=== Dataset records ===

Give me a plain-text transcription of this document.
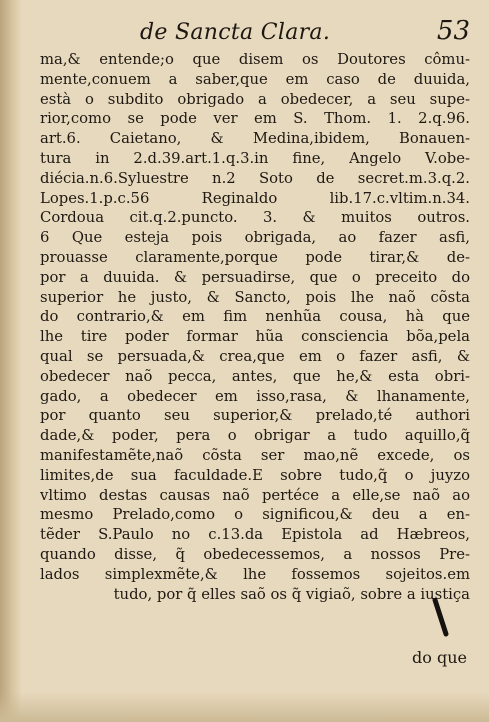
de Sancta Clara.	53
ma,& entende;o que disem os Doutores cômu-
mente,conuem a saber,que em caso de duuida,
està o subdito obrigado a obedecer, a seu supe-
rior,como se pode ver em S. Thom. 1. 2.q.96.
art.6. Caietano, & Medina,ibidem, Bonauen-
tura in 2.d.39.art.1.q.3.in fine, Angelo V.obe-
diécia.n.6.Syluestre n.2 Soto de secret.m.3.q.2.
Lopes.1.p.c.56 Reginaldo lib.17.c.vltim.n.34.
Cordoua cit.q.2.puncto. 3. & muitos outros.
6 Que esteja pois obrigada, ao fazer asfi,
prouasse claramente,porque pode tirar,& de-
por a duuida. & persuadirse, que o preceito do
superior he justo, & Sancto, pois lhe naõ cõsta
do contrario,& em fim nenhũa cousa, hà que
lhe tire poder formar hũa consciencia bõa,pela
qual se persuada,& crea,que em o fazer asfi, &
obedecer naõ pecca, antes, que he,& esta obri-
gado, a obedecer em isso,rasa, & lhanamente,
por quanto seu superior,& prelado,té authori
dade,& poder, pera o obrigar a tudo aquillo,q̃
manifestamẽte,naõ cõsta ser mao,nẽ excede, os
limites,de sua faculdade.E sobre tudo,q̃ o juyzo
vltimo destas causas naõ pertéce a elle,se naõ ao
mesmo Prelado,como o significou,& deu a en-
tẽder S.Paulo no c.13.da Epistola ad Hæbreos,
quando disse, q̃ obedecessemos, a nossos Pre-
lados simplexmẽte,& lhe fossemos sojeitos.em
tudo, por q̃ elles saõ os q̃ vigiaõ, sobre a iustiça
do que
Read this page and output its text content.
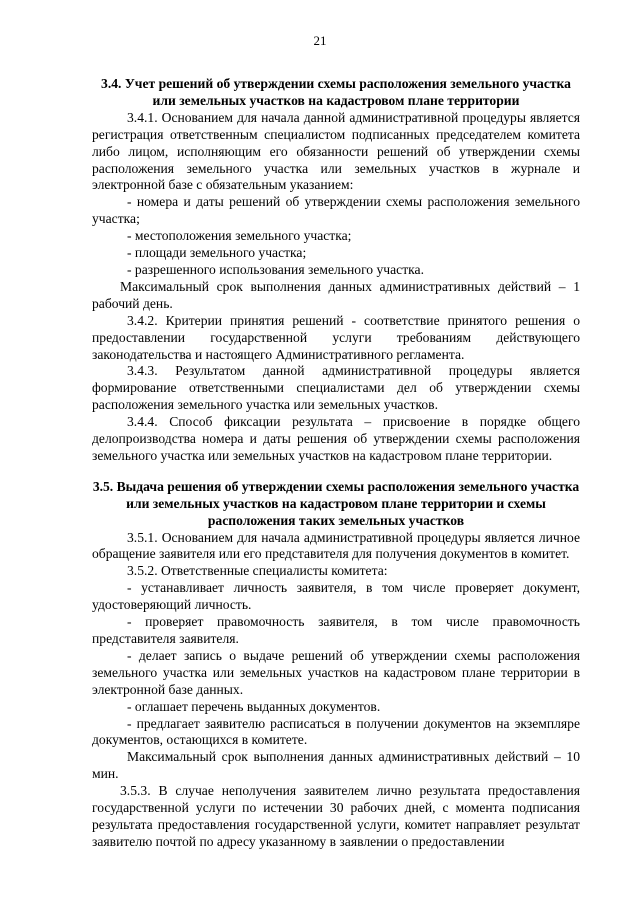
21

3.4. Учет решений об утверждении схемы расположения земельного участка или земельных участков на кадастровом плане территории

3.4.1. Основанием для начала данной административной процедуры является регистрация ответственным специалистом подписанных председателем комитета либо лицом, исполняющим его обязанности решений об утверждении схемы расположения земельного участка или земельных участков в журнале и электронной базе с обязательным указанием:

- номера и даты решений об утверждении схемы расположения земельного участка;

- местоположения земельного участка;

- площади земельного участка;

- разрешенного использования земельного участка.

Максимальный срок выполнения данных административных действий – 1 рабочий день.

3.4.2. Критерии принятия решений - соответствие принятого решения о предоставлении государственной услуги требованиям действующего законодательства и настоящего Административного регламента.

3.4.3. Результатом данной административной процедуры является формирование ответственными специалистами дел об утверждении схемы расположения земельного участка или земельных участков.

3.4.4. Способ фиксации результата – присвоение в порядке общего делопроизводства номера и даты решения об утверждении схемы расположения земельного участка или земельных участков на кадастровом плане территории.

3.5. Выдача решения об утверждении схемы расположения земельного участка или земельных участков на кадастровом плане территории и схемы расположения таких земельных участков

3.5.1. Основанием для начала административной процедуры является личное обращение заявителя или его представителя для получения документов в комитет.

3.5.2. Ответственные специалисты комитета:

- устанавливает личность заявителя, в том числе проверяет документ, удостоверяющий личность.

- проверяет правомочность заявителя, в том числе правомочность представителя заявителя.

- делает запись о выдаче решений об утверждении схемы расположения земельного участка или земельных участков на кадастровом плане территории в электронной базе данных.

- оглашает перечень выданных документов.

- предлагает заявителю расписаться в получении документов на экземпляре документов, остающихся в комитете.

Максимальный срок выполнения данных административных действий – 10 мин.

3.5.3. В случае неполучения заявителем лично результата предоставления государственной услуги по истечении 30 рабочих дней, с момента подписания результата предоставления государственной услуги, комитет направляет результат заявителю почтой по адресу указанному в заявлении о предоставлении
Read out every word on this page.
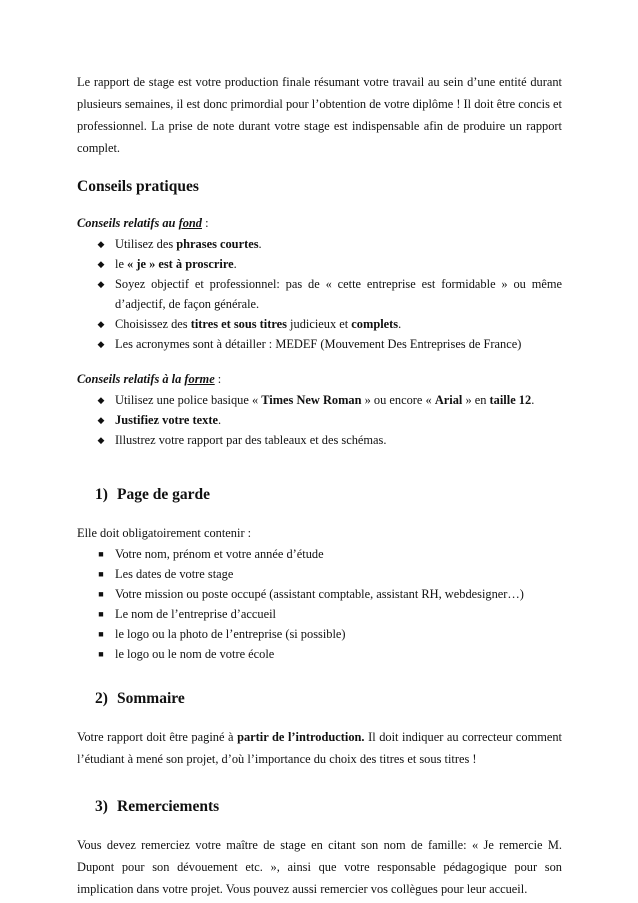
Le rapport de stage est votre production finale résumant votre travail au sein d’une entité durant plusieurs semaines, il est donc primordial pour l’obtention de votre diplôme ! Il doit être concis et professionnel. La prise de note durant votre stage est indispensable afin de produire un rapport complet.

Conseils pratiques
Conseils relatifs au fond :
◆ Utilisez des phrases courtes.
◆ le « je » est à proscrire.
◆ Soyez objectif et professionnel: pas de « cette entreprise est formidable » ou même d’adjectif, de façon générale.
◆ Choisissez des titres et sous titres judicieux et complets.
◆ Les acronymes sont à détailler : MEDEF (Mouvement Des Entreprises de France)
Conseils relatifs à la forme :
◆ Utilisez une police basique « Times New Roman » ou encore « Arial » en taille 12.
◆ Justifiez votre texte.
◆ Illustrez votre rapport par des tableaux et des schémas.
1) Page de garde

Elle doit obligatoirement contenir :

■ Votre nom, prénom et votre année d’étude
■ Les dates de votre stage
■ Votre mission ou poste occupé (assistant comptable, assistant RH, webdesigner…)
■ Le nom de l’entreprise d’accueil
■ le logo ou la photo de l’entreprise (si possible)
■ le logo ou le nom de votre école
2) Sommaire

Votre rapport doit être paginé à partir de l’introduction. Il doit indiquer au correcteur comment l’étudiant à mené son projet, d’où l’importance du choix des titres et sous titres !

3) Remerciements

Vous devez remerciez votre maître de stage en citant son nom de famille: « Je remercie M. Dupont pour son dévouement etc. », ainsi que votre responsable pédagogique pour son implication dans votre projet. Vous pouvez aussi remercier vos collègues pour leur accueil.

===
=== Dataset records ===

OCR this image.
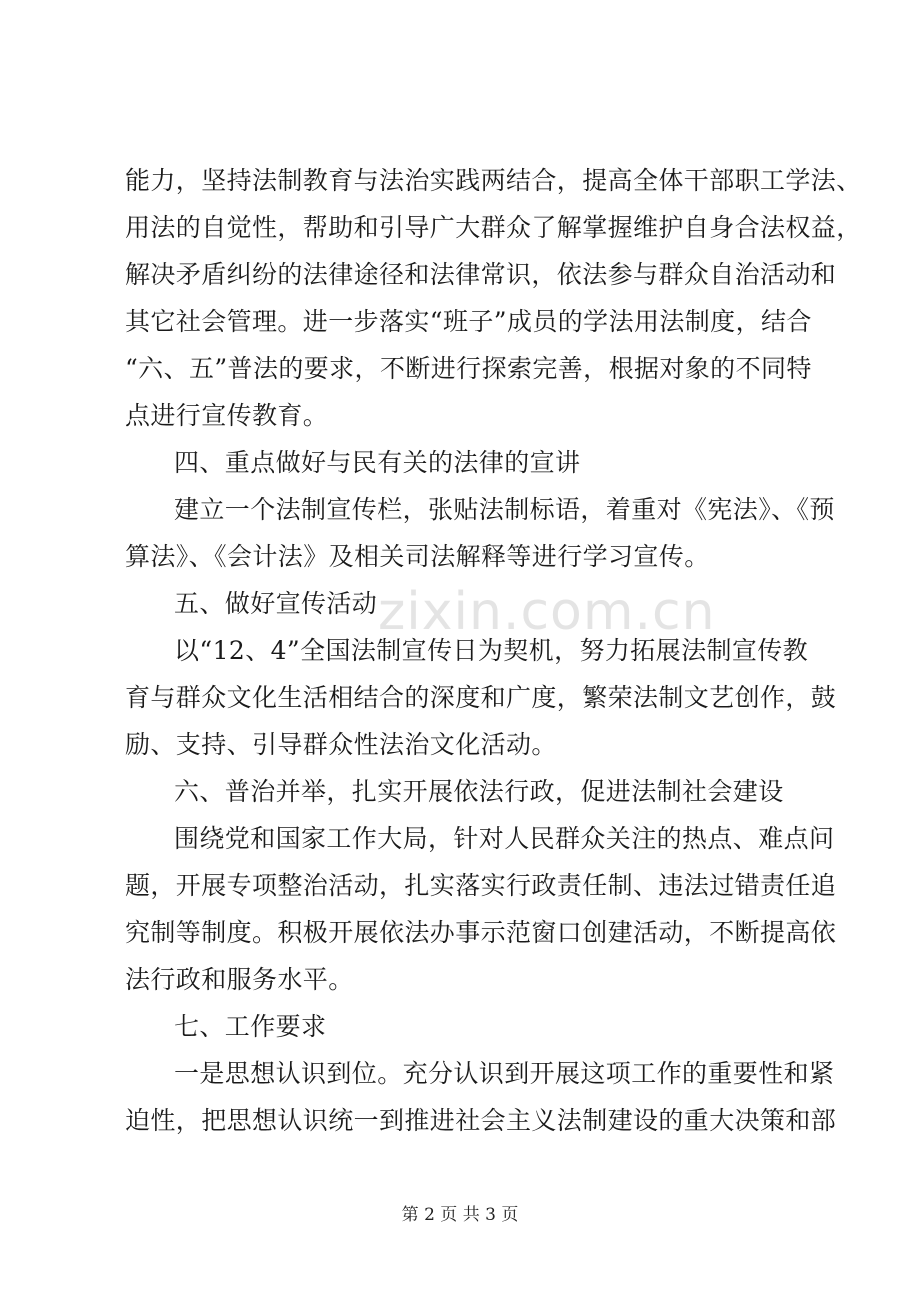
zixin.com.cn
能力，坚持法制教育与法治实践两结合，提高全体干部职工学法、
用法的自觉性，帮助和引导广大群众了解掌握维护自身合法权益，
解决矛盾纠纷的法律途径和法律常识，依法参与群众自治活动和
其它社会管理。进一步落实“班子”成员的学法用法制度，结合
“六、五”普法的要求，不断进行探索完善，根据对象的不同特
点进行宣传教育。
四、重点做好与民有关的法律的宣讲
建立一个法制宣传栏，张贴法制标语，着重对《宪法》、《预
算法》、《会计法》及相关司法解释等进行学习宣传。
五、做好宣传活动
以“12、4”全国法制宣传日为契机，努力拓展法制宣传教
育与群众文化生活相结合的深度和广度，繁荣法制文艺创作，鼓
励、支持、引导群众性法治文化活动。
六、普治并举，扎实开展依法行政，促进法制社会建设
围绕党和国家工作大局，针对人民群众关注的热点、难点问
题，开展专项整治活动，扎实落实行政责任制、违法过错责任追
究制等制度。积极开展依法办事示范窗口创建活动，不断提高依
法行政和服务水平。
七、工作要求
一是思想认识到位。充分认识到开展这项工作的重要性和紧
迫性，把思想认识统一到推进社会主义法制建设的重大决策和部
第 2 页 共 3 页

===

Identify and list each line with the word "this".

Give me a plain-text transcription of this document.
Read this page and output its text content.
Read out every word on this page.
OCR this image.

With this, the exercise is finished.